-- Text follows --
The U.S. space agency will be watching all this with great interest. New administrator Jim Bridenstine is itching to get NASA’s own lunar lander program going, which will hitch rides on commercial vehicles, including some built by other Lunar X-Prize veterans. Most of NASA’s work on this Commercial Lunar Payload Delivery Service has involved laying the contractual groundwork. But we’ll start to see more tangible progress in 2019, and a flurry of commercial landings by 2020.
Expect also to see progress this year on the agency’s proposed “Gateway” outpost for human lunar missions. This mini-space station placed in a looping orbit in the Earth-moon neighborhood has been Plan A for NASA for half a decade now, even though Congress has yet to fully commit to it or appropriate all the necessary funds.
Here’s how NASA sees “cislunar space” developing in the coming years:
The first piece of Gateway to launch will be its Power and Propulsion Element; the agency hopes to pick contractor(s) to start work on the PPE as soon as March. By summer, it hopes to solicit proposals for the station’s living and working modules (astronauts would visit Gateway only intermittently rather than live there permanently, as on the space station). So 2019 should be the year Gateway starts to become real.
-- Text concluded --
● **Tasks and exercises**
a - Set down the passage on NASA's lunar plans word for word, from "Here’s how NASA" to "to become real.".
b - Answer these questions using the passage on NASA's lunar plans:
(i) What is the first piece of Gateway that will launch?
(ii) For how long has Gateway been NASA's Plan A?
(iii) By what year does the passage expect a flurry of commercial landings?
c - Write what comes next in the passage on NASA's lunar plans, picking up after its final sentence.
-- Provided information follows --
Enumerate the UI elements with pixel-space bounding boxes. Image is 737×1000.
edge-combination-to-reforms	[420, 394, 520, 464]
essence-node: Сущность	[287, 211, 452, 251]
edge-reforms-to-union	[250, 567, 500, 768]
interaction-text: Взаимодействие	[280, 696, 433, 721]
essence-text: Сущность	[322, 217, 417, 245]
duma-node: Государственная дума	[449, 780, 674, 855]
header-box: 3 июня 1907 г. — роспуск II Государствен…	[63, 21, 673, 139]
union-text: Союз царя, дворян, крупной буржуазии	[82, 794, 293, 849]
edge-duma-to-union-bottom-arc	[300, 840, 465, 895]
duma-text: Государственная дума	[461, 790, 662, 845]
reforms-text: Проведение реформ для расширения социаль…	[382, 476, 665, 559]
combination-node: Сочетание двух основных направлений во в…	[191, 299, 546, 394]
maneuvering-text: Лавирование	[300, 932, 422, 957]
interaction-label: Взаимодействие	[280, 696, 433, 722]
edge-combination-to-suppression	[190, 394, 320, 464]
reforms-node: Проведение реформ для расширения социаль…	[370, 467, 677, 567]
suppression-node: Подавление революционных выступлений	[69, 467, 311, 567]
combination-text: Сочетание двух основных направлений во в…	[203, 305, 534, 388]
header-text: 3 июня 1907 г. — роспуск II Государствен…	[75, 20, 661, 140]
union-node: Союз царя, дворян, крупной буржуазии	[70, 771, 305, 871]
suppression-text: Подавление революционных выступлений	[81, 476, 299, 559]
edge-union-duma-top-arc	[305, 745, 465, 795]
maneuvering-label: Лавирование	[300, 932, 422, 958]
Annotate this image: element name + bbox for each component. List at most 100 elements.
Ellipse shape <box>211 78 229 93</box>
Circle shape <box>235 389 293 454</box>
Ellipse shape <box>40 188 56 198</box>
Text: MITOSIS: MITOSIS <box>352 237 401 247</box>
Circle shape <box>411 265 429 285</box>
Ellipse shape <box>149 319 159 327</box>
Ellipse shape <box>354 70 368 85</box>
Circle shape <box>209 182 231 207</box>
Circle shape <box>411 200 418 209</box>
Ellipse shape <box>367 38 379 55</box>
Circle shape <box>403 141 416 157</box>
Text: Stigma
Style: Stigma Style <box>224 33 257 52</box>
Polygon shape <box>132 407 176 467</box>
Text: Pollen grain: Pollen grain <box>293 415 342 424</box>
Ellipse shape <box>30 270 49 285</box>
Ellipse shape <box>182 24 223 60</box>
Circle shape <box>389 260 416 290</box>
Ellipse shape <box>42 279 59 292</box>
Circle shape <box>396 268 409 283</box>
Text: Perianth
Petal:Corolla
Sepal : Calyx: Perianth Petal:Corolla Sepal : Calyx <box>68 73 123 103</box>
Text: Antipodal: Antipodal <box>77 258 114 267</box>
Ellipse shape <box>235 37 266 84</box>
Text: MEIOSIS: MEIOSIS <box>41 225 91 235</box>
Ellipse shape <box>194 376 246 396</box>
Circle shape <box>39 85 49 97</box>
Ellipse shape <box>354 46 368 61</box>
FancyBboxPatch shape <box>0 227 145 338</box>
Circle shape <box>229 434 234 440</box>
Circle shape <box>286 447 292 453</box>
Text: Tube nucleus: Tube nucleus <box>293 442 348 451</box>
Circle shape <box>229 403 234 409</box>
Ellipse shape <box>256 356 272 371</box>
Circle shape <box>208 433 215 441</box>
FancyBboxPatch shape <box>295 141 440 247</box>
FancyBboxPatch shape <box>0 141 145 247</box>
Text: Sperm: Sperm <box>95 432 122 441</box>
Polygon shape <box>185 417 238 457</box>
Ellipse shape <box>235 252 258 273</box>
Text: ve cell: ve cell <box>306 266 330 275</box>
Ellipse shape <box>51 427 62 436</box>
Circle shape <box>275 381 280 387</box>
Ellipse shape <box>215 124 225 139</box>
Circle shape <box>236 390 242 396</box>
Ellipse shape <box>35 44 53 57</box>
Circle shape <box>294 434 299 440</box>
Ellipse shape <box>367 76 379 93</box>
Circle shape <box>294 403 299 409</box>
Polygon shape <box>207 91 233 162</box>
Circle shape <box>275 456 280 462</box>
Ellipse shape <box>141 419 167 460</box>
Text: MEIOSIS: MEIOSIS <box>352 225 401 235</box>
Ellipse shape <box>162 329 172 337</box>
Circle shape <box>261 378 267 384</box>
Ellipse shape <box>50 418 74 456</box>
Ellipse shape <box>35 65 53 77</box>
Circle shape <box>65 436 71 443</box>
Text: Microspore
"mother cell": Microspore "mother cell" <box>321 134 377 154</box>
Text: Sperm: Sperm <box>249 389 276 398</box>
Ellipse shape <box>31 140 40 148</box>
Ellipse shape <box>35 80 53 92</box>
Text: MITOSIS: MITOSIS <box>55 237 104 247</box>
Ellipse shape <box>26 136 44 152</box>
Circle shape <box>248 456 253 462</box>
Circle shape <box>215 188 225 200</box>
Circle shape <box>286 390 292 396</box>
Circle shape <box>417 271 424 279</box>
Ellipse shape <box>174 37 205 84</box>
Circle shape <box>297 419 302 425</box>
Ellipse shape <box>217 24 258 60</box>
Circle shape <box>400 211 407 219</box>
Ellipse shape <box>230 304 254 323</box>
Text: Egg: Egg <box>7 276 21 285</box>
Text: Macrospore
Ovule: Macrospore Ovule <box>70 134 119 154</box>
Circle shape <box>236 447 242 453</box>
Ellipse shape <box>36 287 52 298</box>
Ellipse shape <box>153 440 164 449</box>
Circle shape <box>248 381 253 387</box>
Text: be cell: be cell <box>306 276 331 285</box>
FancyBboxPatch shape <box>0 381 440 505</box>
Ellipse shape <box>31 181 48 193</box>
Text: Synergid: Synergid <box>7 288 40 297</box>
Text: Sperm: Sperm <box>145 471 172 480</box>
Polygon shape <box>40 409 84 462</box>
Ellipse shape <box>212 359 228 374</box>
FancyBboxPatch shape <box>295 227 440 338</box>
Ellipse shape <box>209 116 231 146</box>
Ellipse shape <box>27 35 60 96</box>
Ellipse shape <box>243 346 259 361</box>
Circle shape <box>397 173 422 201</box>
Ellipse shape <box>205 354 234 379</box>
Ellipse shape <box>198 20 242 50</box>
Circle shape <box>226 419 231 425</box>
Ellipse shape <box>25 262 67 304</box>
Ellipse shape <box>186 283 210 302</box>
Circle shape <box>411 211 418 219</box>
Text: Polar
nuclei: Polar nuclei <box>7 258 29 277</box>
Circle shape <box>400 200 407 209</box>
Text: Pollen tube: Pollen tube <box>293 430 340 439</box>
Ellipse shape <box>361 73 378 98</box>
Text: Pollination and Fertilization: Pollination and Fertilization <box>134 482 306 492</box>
-- Provided information concluded --
● **Task-by-task answers**
a -
Here’s how NASA sees “cislunar space” developing in the coming years:
The first piece of Gateway to launch will be its Power and Propulsion Element; the agency hopes to pick contractor(s) to start work on the PPE as soon as March. By summer, it hopes to solicit proposals for the station’s living and working modules (astronauts would visit Gateway only intermittently rather than live there permanently, as on the space station). So 2019 should be the year Gateway starts to become real.

b -
(i) Its Power and Propulsion Element.
(ii) Half a decade.
(iii) By 2020.

c -
New space taxis to make their debut
Human spaceflight was supposed to get off to a quick start this year, too. Then politics intervened. It’s hard to say just how much the partial shutdown of federal government agencies, including NASA, has slowed momentum toward the first test flights of the new astronaut “taxis” built by SpaceX and Boeing, but it certainly hasn’t helped. In early January NASA said the planned SpaceX “Demo-1”—an uncrewed test of the new Crew Dragon vehicle—would slip (again), from January 17 to no earlier than February.
Whenever launch day arrives, here’s what will happen: A SpaceX Falcon 9 rocket with the new Crew Dragon vehicle on top will lift off from Pad 39-A at Cape Canaveral, the same site from which Armstrong and Aldrin departed for the moon 50 years ago. No astronauts will be on board for this checkout of all the hardware and procedures needed to reach the space station, dock, stay attached for two weeks, then return to an ocean landing. Allowing for more schedule slips, a Demo-2 flight will follow this summer. NASA astronauts Bob Behnken and Doug Hurley will be on board for that one (Trivia note: Hurley also flew on the last spacecraft launched from Cape Canaveral, space shuttle Atlantis, in 2011).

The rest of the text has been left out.